Requirements
Can you copy out the data exactly? Leave the images out.

Stored data:
----------------
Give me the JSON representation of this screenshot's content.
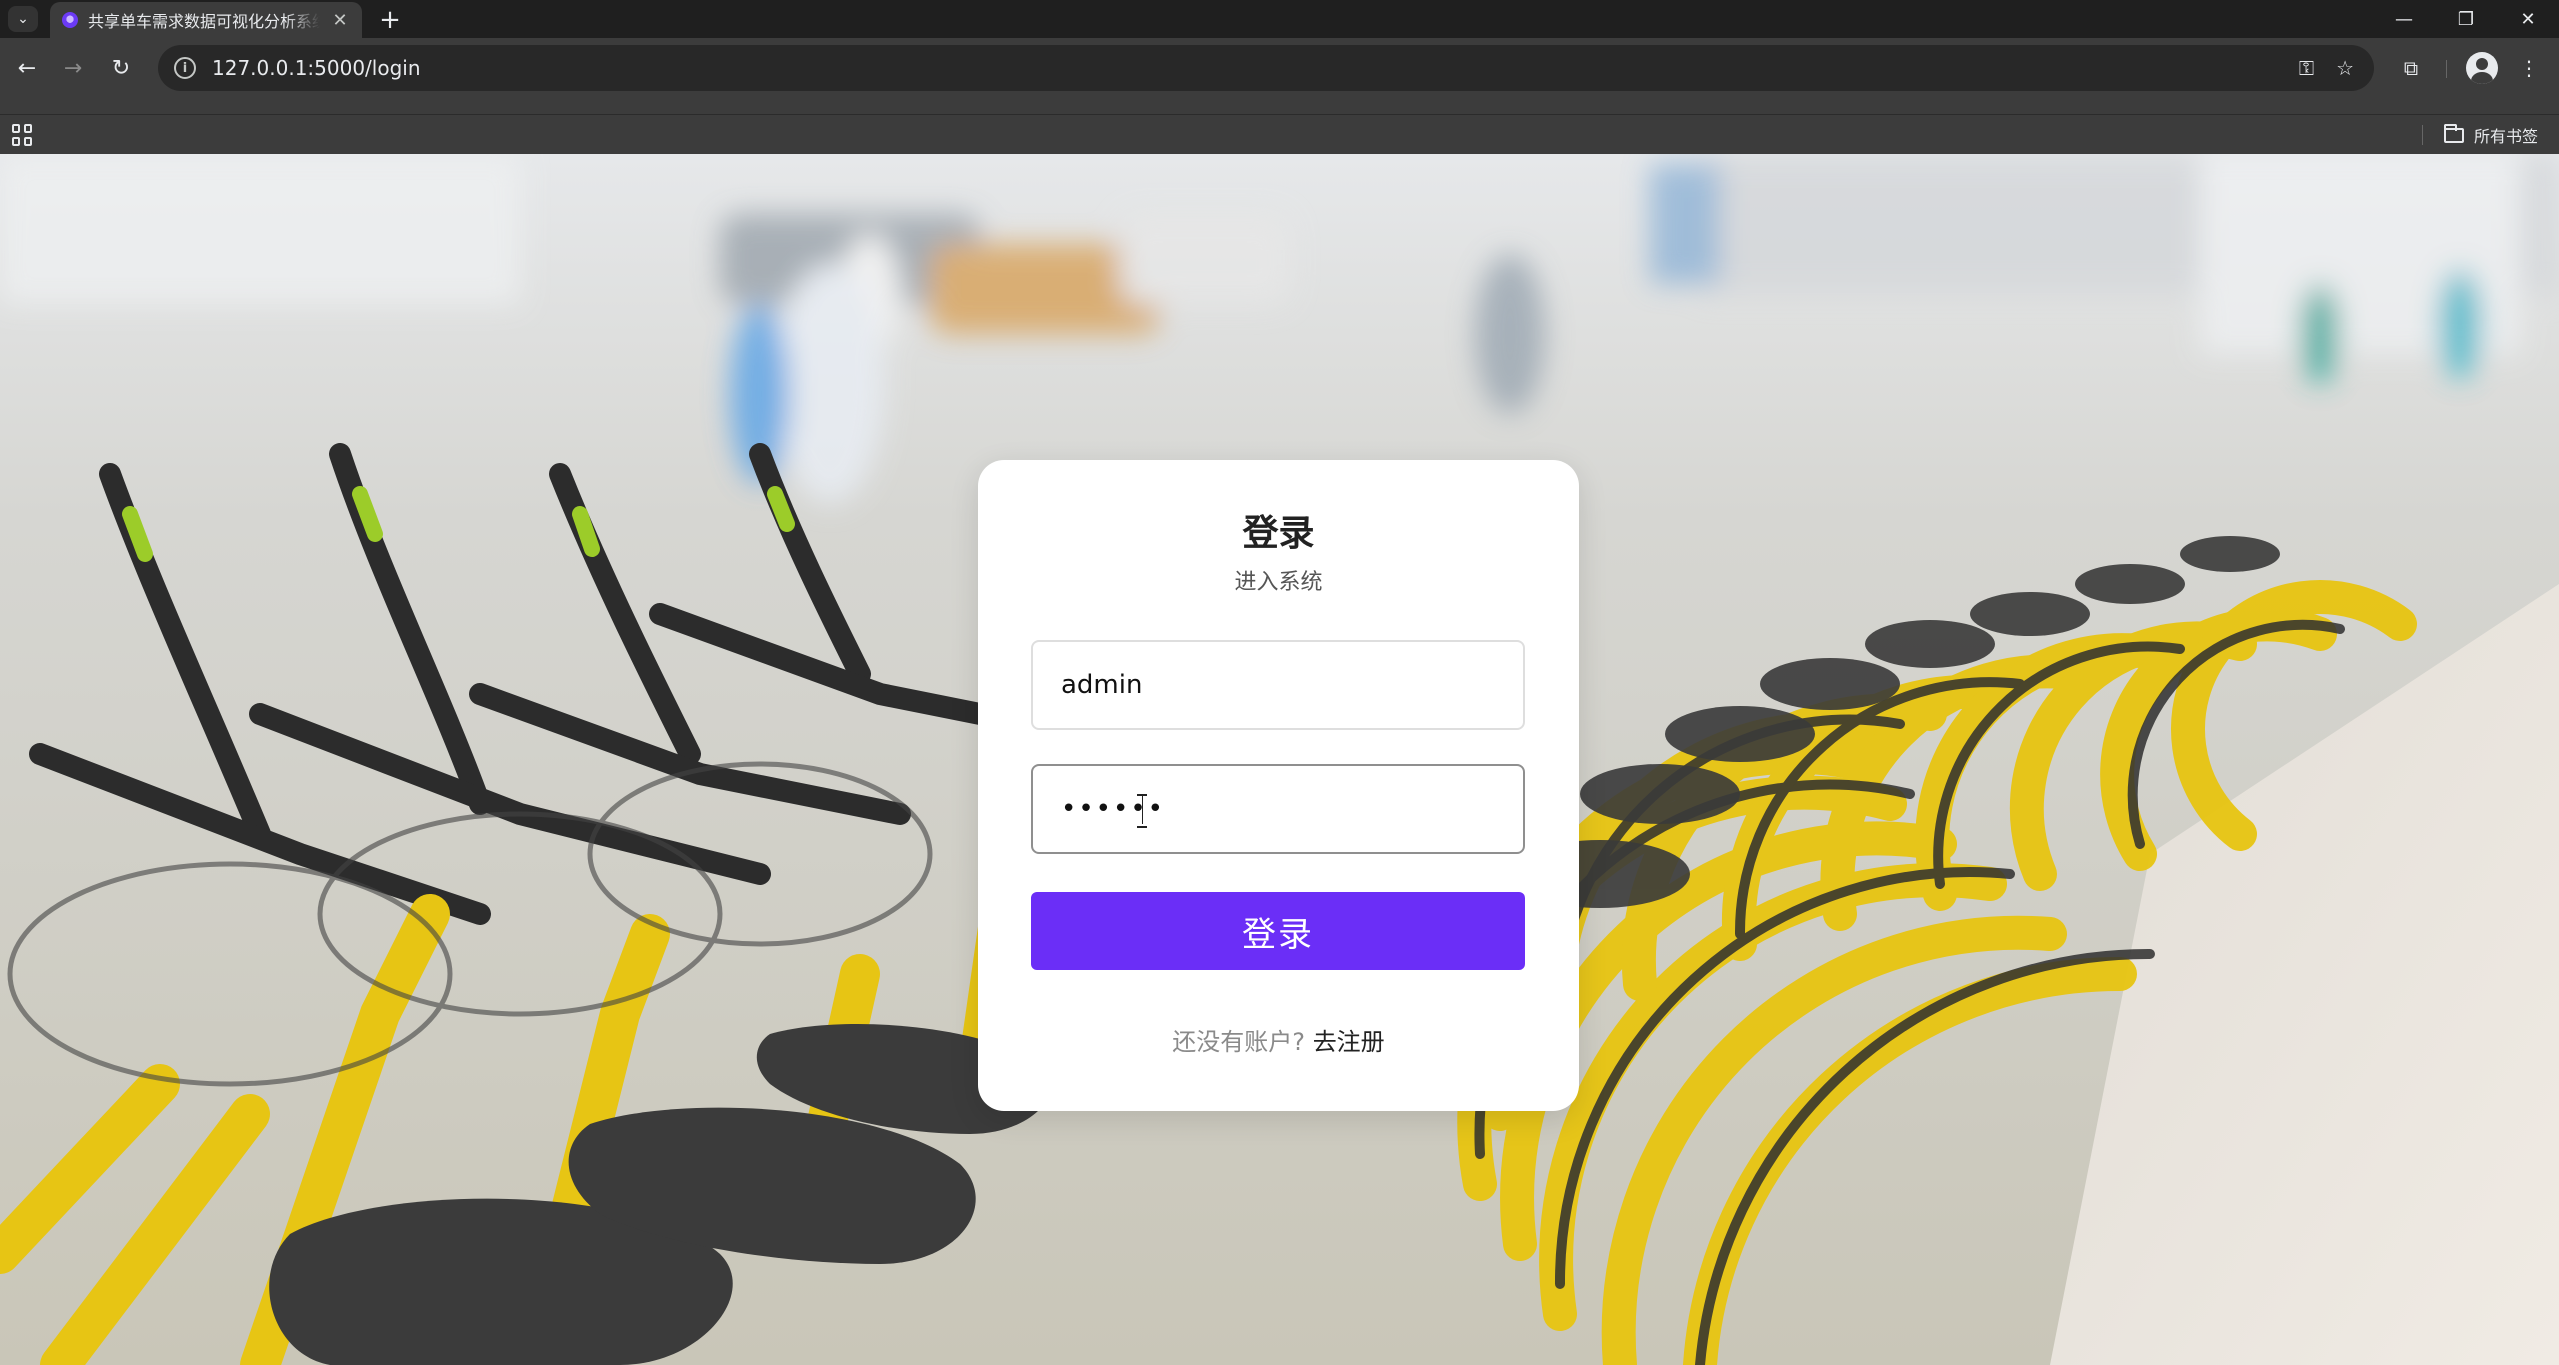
{
  "browser": {
    "tab_title": "共享单车需求数据可视化分析系统",
    "url": "127.0.0.1:5000/login",
    "bookmarks_folder_label": "所有书签"
  },
  "icons": {
    "tab_search": "chevron-down-icon",
    "tab_close": "close-icon",
    "new_tab": "plus-icon",
    "minimize": "minimize-icon",
    "restore": "restore-icon",
    "close_window": "close-icon",
    "back": "back-arrow-icon",
    "forward": "forward-arrow-icon",
    "reload": "reload-icon",
    "site_info": "info-icon",
    "password_key": "key-icon",
    "bookmark_star": "star-icon",
    "extensions": "puzzle-icon",
    "profile": "profile-icon",
    "menu": "more-vert-icon",
    "apps": "apps-grid-icon",
    "folder": "folder-icon"
  },
  "login": {
    "title": "登录",
    "subtitle": "进入系统",
    "username_value": "admin",
    "password_value": "••••••",
    "submit_label": "登录",
    "register_prompt": "还没有账户?",
    "register_link": "去注册"
  },
  "colors": {
    "accent": "#6b2ef7",
    "browser_toolbar": "#3c3c3c",
    "tab_strip": "#1f1f1f"
  }
}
----------------
Task output
Give me the JSON representation of this screenshot's content.
{
  "browser": {
    "tab_title": "共享单车需求数据可视化分析系统",
    "url": "127.0.0.1:5000/login",
    "bookmarks_folder_label": "所有书签"
  },
  "icons": {
    "tab_search": "chevron-down-icon",
    "tab_close": "close-icon",
    "new_tab": "plus-icon",
    "minimize": "minimize-icon",
    "restore": "restore-icon",
    "close_window": "close-icon",
    "back": "back-arrow-icon",
    "forward": "forward-arrow-icon",
    "reload": "reload-icon",
    "site_info": "info-icon",
    "password_key": "key-icon",
    "bookmark_star": "star-icon",
    "extensions": "puzzle-icon",
    "profile": "profile-icon",
    "menu": "more-vert-icon",
    "apps": "apps-grid-icon",
    "folder": "folder-icon"
  },
  "login": {
    "title": "登录",
    "subtitle": "进入系统",
    "username_value": "admin",
    "password_value": "••••••",
    "submit_label": "登录",
    "register_prompt": "还没有账户?",
    "register_link": "去注册"
  },
  "colors": {
    "accent": "#6b2ef7",
    "browser_toolbar": "#3c3c3c",
    "tab_strip": "#1f1f1f"
  }
}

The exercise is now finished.